PROVIDED RECORDS
(begin)
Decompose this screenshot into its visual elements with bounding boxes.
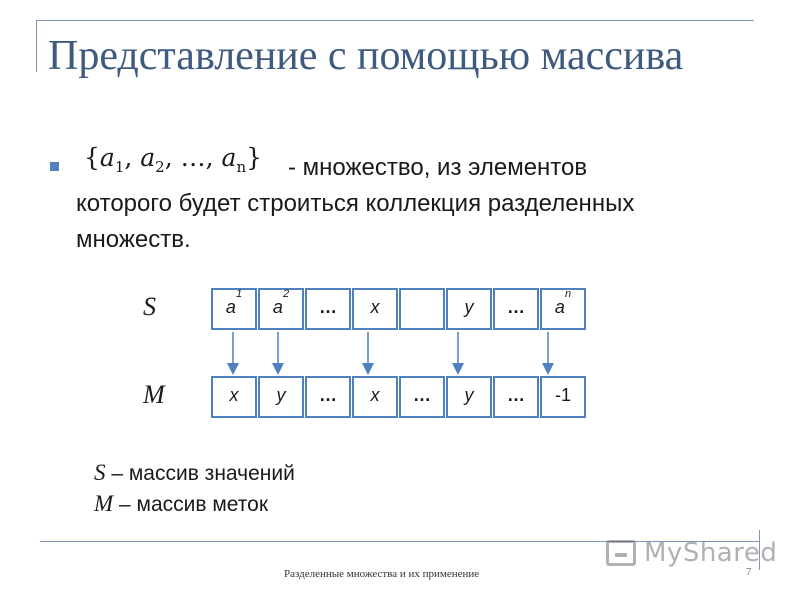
formula-sep-2: , xyxy=(164,143,181,172)
array-m-cell: … xyxy=(493,376,539,418)
cell-value: a xyxy=(225,297,236,317)
array-s-cell: a $_1$ xyxy=(211,288,257,330)
array-m-cell: … xyxy=(399,376,445,418)
array-m-cell: -1 xyxy=(540,376,586,418)
legend-m xyxy=(94,489,295,520)
bullet-line-3: множеств. xyxy=(76,226,191,253)
cell-value: a xyxy=(272,297,283,317)
projector-icon xyxy=(606,540,636,566)
array-m-cell: x xyxy=(211,376,257,418)
legend-s-text: – массив значений xyxy=(105,462,295,485)
cell-value: … xyxy=(319,297,337,317)
legend-m-symbol: M xyxy=(94,491,114,516)
array-m-label: M xyxy=(143,380,165,409)
cell-value: x xyxy=(370,297,380,317)
formula-sub-2: 2 xyxy=(155,158,165,176)
array-m-cell: x xyxy=(352,376,398,418)
formula-brace-open: { xyxy=(84,143,100,172)
page-number: 7 xyxy=(746,566,752,578)
formula-a2: a xyxy=(140,143,156,172)
slide-title: Представление с помощью массива xyxy=(48,33,684,79)
bullet-line-1: - множество, из элементов xyxy=(288,154,588,181)
formula-a1: a xyxy=(99,143,115,172)
cell-value: … xyxy=(507,297,525,317)
footer-text: Разделенные множества и их применение xyxy=(284,568,480,580)
watermark-text: MyShared xyxy=(644,538,778,568)
formula-dots: … xyxy=(180,143,206,172)
array-m-cell: … xyxy=(305,376,351,418)
legend-s xyxy=(94,458,295,489)
legend xyxy=(94,458,295,520)
cell-value: y xyxy=(464,297,474,317)
formula-sub-1: 1 xyxy=(114,158,125,176)
formula-an: a xyxy=(221,143,237,172)
legend-s-symbol: S xyxy=(94,460,106,485)
array-s-cell: a $_2$ xyxy=(258,288,304,330)
formula-sub-n: n xyxy=(236,158,247,176)
cell-value: a xyxy=(554,297,565,317)
legend-m-text: – массив меток xyxy=(113,493,269,516)
formula-brace-close: } xyxy=(246,143,263,172)
array-s-cell: a $_n$ xyxy=(540,288,586,330)
bullet-line-2: которого будет строиться коллекция разделенных xyxy=(76,190,635,217)
formula-sep-1: , xyxy=(124,143,141,172)
array-m-cell: y xyxy=(258,376,304,418)
array-m-cell: y xyxy=(446,376,492,418)
array-s-label: S xyxy=(143,292,156,321)
formula-sep-3: , xyxy=(205,143,222,172)
myshared-watermark xyxy=(606,538,777,568)
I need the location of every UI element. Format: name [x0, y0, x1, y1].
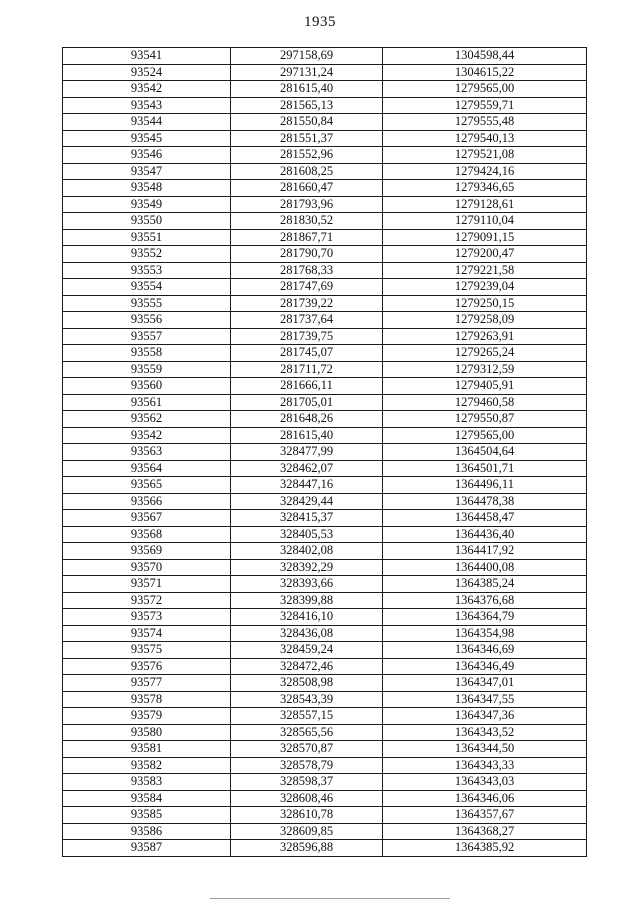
x-coordinate-cell: 281608,25	[231, 163, 383, 180]
table-row	[63, 444, 587, 461]
y-coordinate-cell: 1364347,01	[383, 675, 587, 692]
x-coordinate-cell: 281867,71	[231, 229, 383, 246]
y-coordinate-cell: 1364376,68	[383, 592, 587, 609]
table-row	[63, 774, 587, 791]
x-coordinate-cell: 328608,46	[231, 790, 383, 807]
table-row	[63, 246, 587, 263]
table-row	[63, 658, 587, 675]
table-row	[63, 130, 587, 147]
point-number-cell: 93556	[63, 312, 231, 329]
y-coordinate-cell: 1364385,92	[383, 840, 587, 857]
y-coordinate-cell: 1304615,22	[383, 64, 587, 81]
table-row	[63, 510, 587, 527]
table-row	[63, 262, 587, 279]
x-coordinate-cell: 281660,47	[231, 180, 383, 197]
y-coordinate-cell: 1279559,71	[383, 97, 587, 114]
point-number-cell: 93582	[63, 757, 231, 774]
point-number-cell: 93543	[63, 97, 231, 114]
x-coordinate-cell: 281648,26	[231, 411, 383, 428]
point-number-cell: 93570	[63, 559, 231, 576]
point-number-cell: 93541	[63, 48, 231, 65]
x-coordinate-cell: 328543,39	[231, 691, 383, 708]
x-coordinate-cell: 281550,84	[231, 114, 383, 131]
y-coordinate-cell: 1364347,36	[383, 708, 587, 725]
table-row	[63, 691, 587, 708]
table-row	[63, 295, 587, 312]
table-row	[63, 741, 587, 758]
table-row	[63, 328, 587, 345]
y-coordinate-cell: 1279550,87	[383, 411, 587, 428]
x-coordinate-cell: 328429,44	[231, 493, 383, 510]
table-row	[63, 576, 587, 593]
point-number-cell: 93577	[63, 675, 231, 692]
table-row	[63, 724, 587, 741]
y-coordinate-cell: 1279258,09	[383, 312, 587, 329]
coordinates-table-container	[62, 47, 586, 857]
coordinates-table	[62, 47, 587, 857]
y-coordinate-cell: 1279110,04	[383, 213, 587, 230]
y-coordinate-cell: 1279200,47	[383, 246, 587, 263]
table-row	[63, 823, 587, 840]
point-number-cell: 93554	[63, 279, 231, 296]
x-coordinate-cell: 328598,37	[231, 774, 383, 791]
table-row	[63, 675, 587, 692]
table-row	[63, 708, 587, 725]
y-coordinate-cell: 1364346,69	[383, 642, 587, 659]
y-coordinate-cell: 1364347,55	[383, 691, 587, 708]
point-number-cell: 93555	[63, 295, 231, 312]
table-row	[63, 163, 587, 180]
table-row	[63, 427, 587, 444]
x-coordinate-cell: 328477,99	[231, 444, 383, 461]
table-row	[63, 229, 587, 246]
y-coordinate-cell: 1279424,16	[383, 163, 587, 180]
y-coordinate-cell: 1364346,49	[383, 658, 587, 675]
y-coordinate-cell: 1364368,27	[383, 823, 587, 840]
x-coordinate-cell: 281615,40	[231, 81, 383, 98]
y-coordinate-cell: 1279540,13	[383, 130, 587, 147]
point-number-cell: 93580	[63, 724, 231, 741]
x-coordinate-cell: 328402,08	[231, 543, 383, 560]
table-row	[63, 411, 587, 428]
point-number-cell: 93544	[63, 114, 231, 131]
x-coordinate-cell: 328609,85	[231, 823, 383, 840]
y-coordinate-cell: 1279250,15	[383, 295, 587, 312]
point-number-cell: 93560	[63, 378, 231, 395]
table-row	[63, 840, 587, 857]
x-coordinate-cell: 328392,29	[231, 559, 383, 576]
point-number-cell: 93566	[63, 493, 231, 510]
point-number-cell: 93542	[63, 81, 231, 98]
x-coordinate-cell: 281551,37	[231, 130, 383, 147]
table-row	[63, 559, 587, 576]
table-row	[63, 642, 587, 659]
point-number-cell: 93549	[63, 196, 231, 213]
x-coordinate-cell: 281739,75	[231, 328, 383, 345]
point-number-cell: 93564	[63, 460, 231, 477]
y-coordinate-cell: 1364458,47	[383, 510, 587, 527]
table-row	[63, 97, 587, 114]
x-coordinate-cell: 281830,52	[231, 213, 383, 230]
point-number-cell: 93548	[63, 180, 231, 197]
x-coordinate-cell: 328462,07	[231, 460, 383, 477]
x-coordinate-cell: 297131,24	[231, 64, 383, 81]
x-coordinate-cell: 281747,69	[231, 279, 383, 296]
y-coordinate-cell: 1364344,50	[383, 741, 587, 758]
x-coordinate-cell: 328610,78	[231, 807, 383, 824]
y-coordinate-cell: 1364343,03	[383, 774, 587, 791]
point-number-cell: 93584	[63, 790, 231, 807]
y-coordinate-cell: 1304598,44	[383, 48, 587, 65]
x-coordinate-cell: 328557,15	[231, 708, 383, 725]
table-row	[63, 196, 587, 213]
point-number-cell: 93557	[63, 328, 231, 345]
point-number-cell: 93553	[63, 262, 231, 279]
x-coordinate-cell: 328596,88	[231, 840, 383, 857]
x-coordinate-cell: 328436,08	[231, 625, 383, 642]
table-row	[63, 477, 587, 494]
y-coordinate-cell: 1364504,64	[383, 444, 587, 461]
y-coordinate-cell: 1364343,52	[383, 724, 587, 741]
y-coordinate-cell: 1279221,58	[383, 262, 587, 279]
x-coordinate-cell: 328472,46	[231, 658, 383, 675]
x-coordinate-cell: 281768,33	[231, 262, 383, 279]
point-number-cell: 93583	[63, 774, 231, 791]
table-row	[63, 394, 587, 411]
y-coordinate-cell: 1279312,59	[383, 361, 587, 378]
page-number: 1935	[304, 14, 336, 30]
table-row	[63, 625, 587, 642]
point-number-cell: 93587	[63, 840, 231, 857]
point-number-cell: 93579	[63, 708, 231, 725]
y-coordinate-cell: 1364436,40	[383, 526, 587, 543]
y-coordinate-cell: 1364354,98	[383, 625, 587, 642]
point-number-cell: 93568	[63, 526, 231, 543]
point-number-cell: 93585	[63, 807, 231, 824]
y-coordinate-cell: 1364417,92	[383, 543, 587, 560]
table-row	[63, 48, 587, 65]
table-row	[63, 807, 587, 824]
point-number-cell: 93572	[63, 592, 231, 609]
point-number-cell: 93563	[63, 444, 231, 461]
point-number-cell: 93569	[63, 543, 231, 560]
x-coordinate-cell: 328459,24	[231, 642, 383, 659]
x-coordinate-cell: 328399,88	[231, 592, 383, 609]
y-coordinate-cell: 1279128,61	[383, 196, 587, 213]
table-row	[63, 378, 587, 395]
table-row	[63, 609, 587, 626]
point-number-cell: 93571	[63, 576, 231, 593]
x-coordinate-cell: 297158,69	[231, 48, 383, 65]
x-coordinate-cell: 328405,53	[231, 526, 383, 543]
x-coordinate-cell: 281793,96	[231, 196, 383, 213]
point-number-cell: 93565	[63, 477, 231, 494]
y-coordinate-cell: 1279239,04	[383, 279, 587, 296]
x-coordinate-cell: 281615,40	[231, 427, 383, 444]
y-coordinate-cell: 1364364,79	[383, 609, 587, 626]
point-number-cell: 93586	[63, 823, 231, 840]
y-coordinate-cell: 1364496,11	[383, 477, 587, 494]
x-coordinate-cell: 328415,37	[231, 510, 383, 527]
y-coordinate-cell: 1279265,24	[383, 345, 587, 362]
x-coordinate-cell: 281666,11	[231, 378, 383, 395]
table-row	[63, 114, 587, 131]
table-row	[63, 361, 587, 378]
table-row	[63, 213, 587, 230]
point-number-cell: 93575	[63, 642, 231, 659]
y-coordinate-cell: 1279555,48	[383, 114, 587, 131]
point-number-cell: 93558	[63, 345, 231, 362]
y-coordinate-cell: 1364346,06	[383, 790, 587, 807]
x-coordinate-cell: 328565,56	[231, 724, 383, 741]
point-number-cell: 93576	[63, 658, 231, 675]
table-row	[63, 345, 587, 362]
table-row	[63, 526, 587, 543]
x-coordinate-cell: 328447,16	[231, 477, 383, 494]
table-row	[63, 790, 587, 807]
x-coordinate-cell: 281790,70	[231, 246, 383, 263]
y-coordinate-cell: 1364343,33	[383, 757, 587, 774]
table-row	[63, 180, 587, 197]
point-number-cell: 93545	[63, 130, 231, 147]
point-number-cell: 93561	[63, 394, 231, 411]
x-coordinate-cell: 328508,98	[231, 675, 383, 692]
point-number-cell: 93559	[63, 361, 231, 378]
y-coordinate-cell: 1279346,65	[383, 180, 587, 197]
table-row	[63, 460, 587, 477]
point-number-cell: 93552	[63, 246, 231, 263]
x-coordinate-cell: 328570,87	[231, 741, 383, 758]
table-row	[63, 279, 587, 296]
x-coordinate-cell: 281711,72	[231, 361, 383, 378]
table-row	[63, 312, 587, 329]
x-coordinate-cell: 328393,66	[231, 576, 383, 593]
y-coordinate-cell: 1279521,08	[383, 147, 587, 164]
y-coordinate-cell: 1279565,00	[383, 427, 587, 444]
y-coordinate-cell: 1364400,08	[383, 559, 587, 576]
point-number-cell: 93562	[63, 411, 231, 428]
table-row	[63, 81, 587, 98]
table-row	[63, 592, 587, 609]
point-number-cell: 93574	[63, 625, 231, 642]
point-number-cell: 93546	[63, 147, 231, 164]
x-coordinate-cell: 281705,01	[231, 394, 383, 411]
y-coordinate-cell: 1279091,15	[383, 229, 587, 246]
y-coordinate-cell: 1364478,38	[383, 493, 587, 510]
table-row	[63, 64, 587, 81]
point-number-cell: 93542	[63, 427, 231, 444]
y-coordinate-cell: 1364501,71	[383, 460, 587, 477]
x-coordinate-cell: 281745,07	[231, 345, 383, 362]
x-coordinate-cell: 281739,22	[231, 295, 383, 312]
point-number-cell: 93550	[63, 213, 231, 230]
point-number-cell: 93524	[63, 64, 231, 81]
y-coordinate-cell: 1279565,00	[383, 81, 587, 98]
coordinates-table-body	[63, 48, 587, 857]
y-coordinate-cell: 1279460,58	[383, 394, 587, 411]
x-coordinate-cell: 328416,10	[231, 609, 383, 626]
point-number-cell: 93573	[63, 609, 231, 626]
x-coordinate-cell: 328578,79	[231, 757, 383, 774]
table-row	[63, 543, 587, 560]
point-number-cell: 93581	[63, 741, 231, 758]
point-number-cell: 93578	[63, 691, 231, 708]
point-number-cell: 93567	[63, 510, 231, 527]
bottom-rule	[210, 898, 450, 899]
y-coordinate-cell: 1279405,91	[383, 378, 587, 395]
y-coordinate-cell: 1364357,67	[383, 807, 587, 824]
y-coordinate-cell: 1364385,24	[383, 576, 587, 593]
x-coordinate-cell: 281565,13	[231, 97, 383, 114]
x-coordinate-cell: 281737,64	[231, 312, 383, 329]
table-row	[63, 147, 587, 164]
y-coordinate-cell: 1279263,91	[383, 328, 587, 345]
point-number-cell: 93547	[63, 163, 231, 180]
table-row	[63, 493, 587, 510]
point-number-cell: 93551	[63, 229, 231, 246]
table-row	[63, 757, 587, 774]
x-coordinate-cell: 281552,96	[231, 147, 383, 164]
(end)
DESCRIPTION OF THE TASK
Convert the lines from the one containing "formula-sep-2: , xyxy=(164,143,181,172)" through the one containing "bullet-line-3: множеств. xyxy=(76,226,191,253)", both included, into a JSON list of strings with one string per line and no blank lines.

FINISHED TASK
[
  "formula-sep-2: , xyxy=(164,143,181,172)",
  "array-m-cell: … xyxy=(493,376,539,418)",
  "cell-value: a xyxy=(225,297,236,317)",
  "array-s-cell: a $_1$ xyxy=(211,288,257,330)",
  "array-m-cell: … xyxy=(399,376,445,418)",
  "array-m-cell: -1 xyxy=(540,376,586,418)",
  "legend-m xyxy=(94,489,295,520)",
  "bullet-line-3: множеств. xyxy=(76,226,191,253)"
]